DIRECTIONS: Look through the material below for "animals". Copy every line that contains it.

Lines of data:
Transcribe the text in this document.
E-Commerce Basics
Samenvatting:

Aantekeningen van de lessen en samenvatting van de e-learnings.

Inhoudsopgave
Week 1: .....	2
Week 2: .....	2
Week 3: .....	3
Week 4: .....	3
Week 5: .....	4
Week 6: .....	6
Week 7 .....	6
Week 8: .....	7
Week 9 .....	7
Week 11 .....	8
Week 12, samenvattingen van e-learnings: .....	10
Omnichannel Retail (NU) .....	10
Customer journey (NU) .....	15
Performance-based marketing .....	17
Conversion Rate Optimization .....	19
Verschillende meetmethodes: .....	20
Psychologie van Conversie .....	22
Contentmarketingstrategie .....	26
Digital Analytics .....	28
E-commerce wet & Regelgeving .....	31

==

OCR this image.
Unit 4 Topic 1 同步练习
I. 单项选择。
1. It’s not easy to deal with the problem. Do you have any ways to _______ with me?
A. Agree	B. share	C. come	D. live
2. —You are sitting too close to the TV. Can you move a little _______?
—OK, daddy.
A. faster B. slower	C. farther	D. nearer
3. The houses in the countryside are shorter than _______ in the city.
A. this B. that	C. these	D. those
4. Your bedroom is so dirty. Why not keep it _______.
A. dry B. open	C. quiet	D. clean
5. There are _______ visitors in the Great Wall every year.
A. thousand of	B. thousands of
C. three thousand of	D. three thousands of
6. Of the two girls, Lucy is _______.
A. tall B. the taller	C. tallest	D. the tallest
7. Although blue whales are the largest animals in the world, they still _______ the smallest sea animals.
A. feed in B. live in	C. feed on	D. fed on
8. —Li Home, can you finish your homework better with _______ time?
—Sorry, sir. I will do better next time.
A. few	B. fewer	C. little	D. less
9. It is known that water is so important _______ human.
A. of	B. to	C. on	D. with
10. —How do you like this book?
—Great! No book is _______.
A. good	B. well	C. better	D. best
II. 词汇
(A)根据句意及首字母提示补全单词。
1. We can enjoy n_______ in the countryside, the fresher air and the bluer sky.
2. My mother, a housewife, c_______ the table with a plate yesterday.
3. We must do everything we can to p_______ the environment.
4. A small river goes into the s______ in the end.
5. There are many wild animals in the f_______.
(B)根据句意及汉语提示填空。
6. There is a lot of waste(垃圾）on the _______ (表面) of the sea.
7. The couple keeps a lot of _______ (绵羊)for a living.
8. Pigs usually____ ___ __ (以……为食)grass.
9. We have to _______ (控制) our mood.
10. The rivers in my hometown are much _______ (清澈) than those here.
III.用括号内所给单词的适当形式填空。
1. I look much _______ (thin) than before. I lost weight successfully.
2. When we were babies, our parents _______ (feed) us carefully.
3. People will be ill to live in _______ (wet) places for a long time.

COMPLETE RESPONSE:
7. Although blue whales are the largest animals in the world, they still _______ the smallest sea animals.
5. There are many wild animals in the f_______.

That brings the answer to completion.